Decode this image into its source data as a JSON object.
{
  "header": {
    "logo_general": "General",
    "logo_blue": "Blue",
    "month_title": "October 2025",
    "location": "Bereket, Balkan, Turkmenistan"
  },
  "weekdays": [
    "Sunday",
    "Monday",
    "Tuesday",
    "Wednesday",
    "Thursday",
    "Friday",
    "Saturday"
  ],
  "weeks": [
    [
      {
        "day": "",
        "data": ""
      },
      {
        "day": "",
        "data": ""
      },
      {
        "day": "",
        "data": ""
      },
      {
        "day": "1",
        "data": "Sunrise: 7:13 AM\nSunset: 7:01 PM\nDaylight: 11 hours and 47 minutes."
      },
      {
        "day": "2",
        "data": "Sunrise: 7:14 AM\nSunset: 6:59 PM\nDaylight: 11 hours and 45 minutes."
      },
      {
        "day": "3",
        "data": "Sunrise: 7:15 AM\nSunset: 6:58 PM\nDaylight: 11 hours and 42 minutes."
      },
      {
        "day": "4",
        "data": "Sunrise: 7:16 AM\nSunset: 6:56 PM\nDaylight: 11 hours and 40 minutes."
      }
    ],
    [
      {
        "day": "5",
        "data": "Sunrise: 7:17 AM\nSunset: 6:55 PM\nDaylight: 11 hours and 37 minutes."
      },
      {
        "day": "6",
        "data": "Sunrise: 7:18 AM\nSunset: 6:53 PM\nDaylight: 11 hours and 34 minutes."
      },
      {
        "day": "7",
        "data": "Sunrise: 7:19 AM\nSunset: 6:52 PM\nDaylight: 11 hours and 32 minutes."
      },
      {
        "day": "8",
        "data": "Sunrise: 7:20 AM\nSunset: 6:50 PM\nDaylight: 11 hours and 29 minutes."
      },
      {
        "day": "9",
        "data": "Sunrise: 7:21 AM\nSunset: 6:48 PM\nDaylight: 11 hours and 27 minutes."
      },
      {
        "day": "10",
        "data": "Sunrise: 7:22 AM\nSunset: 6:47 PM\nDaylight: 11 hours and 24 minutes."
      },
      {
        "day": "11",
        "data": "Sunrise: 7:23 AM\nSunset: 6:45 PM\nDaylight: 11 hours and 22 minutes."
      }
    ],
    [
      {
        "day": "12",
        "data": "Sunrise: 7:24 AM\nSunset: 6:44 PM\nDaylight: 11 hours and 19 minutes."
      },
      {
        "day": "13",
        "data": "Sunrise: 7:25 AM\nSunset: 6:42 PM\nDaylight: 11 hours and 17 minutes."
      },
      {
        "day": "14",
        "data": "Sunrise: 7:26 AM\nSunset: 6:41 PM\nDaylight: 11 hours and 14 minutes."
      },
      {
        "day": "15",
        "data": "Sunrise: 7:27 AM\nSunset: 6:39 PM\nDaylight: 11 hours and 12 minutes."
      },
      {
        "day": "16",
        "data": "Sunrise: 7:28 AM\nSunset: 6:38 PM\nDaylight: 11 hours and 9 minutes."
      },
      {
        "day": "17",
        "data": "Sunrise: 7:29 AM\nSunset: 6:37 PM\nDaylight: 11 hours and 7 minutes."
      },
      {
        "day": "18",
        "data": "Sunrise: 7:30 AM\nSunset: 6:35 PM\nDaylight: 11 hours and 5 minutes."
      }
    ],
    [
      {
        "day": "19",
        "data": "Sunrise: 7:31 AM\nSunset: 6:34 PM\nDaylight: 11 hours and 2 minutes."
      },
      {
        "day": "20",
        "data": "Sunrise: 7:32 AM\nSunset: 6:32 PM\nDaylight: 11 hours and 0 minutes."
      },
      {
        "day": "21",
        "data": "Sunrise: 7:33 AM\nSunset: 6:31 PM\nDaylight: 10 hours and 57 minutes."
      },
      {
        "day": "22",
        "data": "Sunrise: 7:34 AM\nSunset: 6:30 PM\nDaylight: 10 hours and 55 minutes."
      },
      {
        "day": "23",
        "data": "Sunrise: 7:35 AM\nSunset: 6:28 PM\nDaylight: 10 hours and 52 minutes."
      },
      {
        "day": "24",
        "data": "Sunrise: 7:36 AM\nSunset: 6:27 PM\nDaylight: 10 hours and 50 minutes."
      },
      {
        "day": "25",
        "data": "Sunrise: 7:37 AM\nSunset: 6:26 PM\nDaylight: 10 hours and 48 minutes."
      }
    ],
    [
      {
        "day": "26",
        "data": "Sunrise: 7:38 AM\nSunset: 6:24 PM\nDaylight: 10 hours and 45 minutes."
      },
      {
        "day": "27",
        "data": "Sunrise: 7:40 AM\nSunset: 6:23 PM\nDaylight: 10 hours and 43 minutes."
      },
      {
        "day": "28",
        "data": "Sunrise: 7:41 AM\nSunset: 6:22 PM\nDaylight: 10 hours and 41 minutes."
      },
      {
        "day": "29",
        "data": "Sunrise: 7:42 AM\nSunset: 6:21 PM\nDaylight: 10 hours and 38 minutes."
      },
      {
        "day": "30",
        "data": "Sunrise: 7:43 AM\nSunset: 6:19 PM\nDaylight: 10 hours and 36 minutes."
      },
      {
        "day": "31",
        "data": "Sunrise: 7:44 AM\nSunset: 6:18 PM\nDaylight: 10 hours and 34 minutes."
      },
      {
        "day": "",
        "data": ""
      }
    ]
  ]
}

- Set exercise
Write out all the lines again, exactly as they are.

- The response
Decode this image into its source data as a JSON object.
{
  "header": {
    "logo_general": "General",
    "logo_blue": "Blue",
    "month_title": "October 2025",
    "location": "Bereket, Balkan, Turkmenistan"
  },
  "weekdays": [
    "Sunday",
    "Monday",
    "Tuesday",
    "Wednesday",
    "Thursday",
    "Friday",
    "Saturday"
  ],
  "weeks": [
    [
      {
        "day": "",
        "data": ""
      },
      {
        "day": "",
        "data": ""
      },
      {
        "day": "",
        "data": ""
      },
      {
        "day": "1",
        "data": "Sunrise: 7:13 AM\nSunset: 7:01 PM\nDaylight: 11 hours and 47 minutes."
      },
      {
        "day": "2",
        "data": "Sunrise: 7:14 AM\nSunset: 6:59 PM\nDaylight: 11 hours and 45 minutes."
      },
      {
        "day": "3",
        "data": "Sunrise: 7:15 AM\nSunset: 6:58 PM\nDaylight: 11 hours and 42 minutes."
      },
      {
        "day": "4",
        "data": "Sunrise: 7:16 AM\nSunset: 6:56 PM\nDaylight: 11 hours and 40 minutes."
      }
    ],
    [
      {
        "day": "5",
        "data": "Sunrise: 7:17 AM\nSunset: 6:55 PM\nDaylight: 11 hours and 37 minutes."
      },
      {
        "day": "6",
        "data": "Sunrise: 7:18 AM\nSunset: 6:53 PM\nDaylight: 11 hours and 34 minutes."
      },
      {
        "day": "7",
        "data": "Sunrise: 7:19 AM\nSunset: 6:52 PM\nDaylight: 11 hours and 32 minutes."
      },
      {
        "day": "8",
        "data": "Sunrise: 7:20 AM\nSunset: 6:50 PM\nDaylight: 11 hours and 29 minutes."
      },
      {
        "day": "9",
        "data": "Sunrise: 7:21 AM\nSunset: 6:48 PM\nDaylight: 11 hours and 27 minutes."
      },
      {
        "day": "10",
        "data": "Sunrise: 7:22 AM\nSunset: 6:47 PM\nDaylight: 11 hours and 24 minutes."
      },
      {
        "day": "11",
        "data": "Sunrise: 7:23 AM\nSunset: 6:45 PM\nDaylight: 11 hours and 22 minutes."
      }
    ],
    [
      {
        "day": "12",
        "data": "Sunrise: 7:24 AM\nSunset: 6:44 PM\nDaylight: 11 hours and 19 minutes."
      },
      {
        "day": "13",
        "data": "Sunrise: 7:25 AM\nSunset: 6:42 PM\nDaylight: 11 hours and 17 minutes."
      },
      {
        "day": "14",
        "data": "Sunrise: 7:26 AM\nSunset: 6:41 PM\nDaylight: 11 hours and 14 minutes."
      },
      {
        "day": "15",
        "data": "Sunrise: 7:27 AM\nSunset: 6:39 PM\nDaylight: 11 hours and 12 minutes."
      },
      {
        "day": "16",
        "data": "Sunrise: 7:28 AM\nSunset: 6:38 PM\nDaylight: 11 hours and 9 minutes."
      },
      {
        "day": "17",
        "data": "Sunrise: 7:29 AM\nSunset: 6:37 PM\nDaylight: 11 hours and 7 minutes."
      },
      {
        "day": "18",
        "data": "Sunrise: 7:30 AM\nSunset: 6:35 PM\nDaylight: 11 hours and 5 minutes."
      }
    ],
    [
      {
        "day": "19",
        "data": "Sunrise: 7:31 AM\nSunset: 6:34 PM\nDaylight: 11 hours and 2 minutes."
      },
      {
        "day": "20",
        "data": "Sunrise: 7:32 AM\nSunset: 6:32 PM\nDaylight: 11 hours and 0 minutes."
      },
      {
        "day": "21",
        "data": "Sunrise: 7:33 AM\nSunset: 6:31 PM\nDaylight: 10 hours and 57 minutes."
      },
      {
        "day": "22",
        "data": "Sunrise: 7:34 AM\nSunset: 6:30 PM\nDaylight: 10 hours and 55 minutes."
      },
      {
        "day": "23",
        "data": "Sunrise: 7:35 AM\nSunset: 6:28 PM\nDaylight: 10 hours and 52 minutes."
      },
      {
        "day": "24",
        "data": "Sunrise: 7:36 AM\nSunset: 6:27 PM\nDaylight: 10 hours and 50 minutes."
      },
      {
        "day": "25",
        "data": "Sunrise: 7:37 AM\nSunset: 6:26 PM\nDaylight: 10 hours and 48 minutes."
      }
    ],
    [
      {
        "day": "26",
        "data": "Sunrise: 7:38 AM\nSunset: 6:24 PM\nDaylight: 10 hours and 45 minutes."
      },
      {
        "day": "27",
        "data": "Sunrise: 7:40 AM\nSunset: 6:23 PM\nDaylight: 10 hours and 43 minutes."
      },
      {
        "day": "28",
        "data": "Sunrise: 7:41 AM\nSunset: 6:22 PM\nDaylight: 10 hours and 41 minutes."
      },
      {
        "day": "29",
        "data": "Sunrise: 7:42 AM\nSunset: 6:21 PM\nDaylight: 10 hours and 38 minutes."
      },
      {
        "day": "30",
        "data": "Sunrise: 7:43 AM\nSunset: 6:19 PM\nDaylight: 10 hours and 36 minutes."
      },
      {
        "day": "31",
        "data": "Sunrise: 7:44 AM\nSunset: 6:18 PM\nDaylight: 10 hours and 34 minutes."
      },
      {
        "day": "",
        "data": ""
      }
    ]
  ]
}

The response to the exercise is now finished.